■ **Information supplied**:
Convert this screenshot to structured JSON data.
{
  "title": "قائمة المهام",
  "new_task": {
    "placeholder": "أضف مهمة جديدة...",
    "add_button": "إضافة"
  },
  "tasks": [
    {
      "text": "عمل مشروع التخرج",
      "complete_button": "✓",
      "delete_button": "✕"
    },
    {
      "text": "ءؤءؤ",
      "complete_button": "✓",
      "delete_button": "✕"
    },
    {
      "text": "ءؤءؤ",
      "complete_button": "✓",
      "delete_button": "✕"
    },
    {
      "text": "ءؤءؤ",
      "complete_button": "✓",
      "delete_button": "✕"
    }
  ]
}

■ **Exercise directions**: Exactly as they are written, print the entries again.

■ **Finished task**:
Convert this screenshot to structured JSON data.
{
  "title": "قائمة المهام",
  "new_task": {
    "placeholder": "أضف مهمة جديدة...",
    "add_button": "إضافة"
  },
  "tasks": [
    {
      "text": "عمل مشروع التخرج",
      "complete_button": "✓",
      "delete_button": "✕"
    },
    {
      "text": "ءؤءؤ",
      "complete_button": "✓",
      "delete_button": "✕"
    },
    {
      "text": "ءؤءؤ",
      "complete_button": "✓",
      "delete_button": "✕"
    },
    {
      "text": "ءؤءؤ",
      "complete_button": "✓",
      "delete_button": "✕"
    }
  ]
}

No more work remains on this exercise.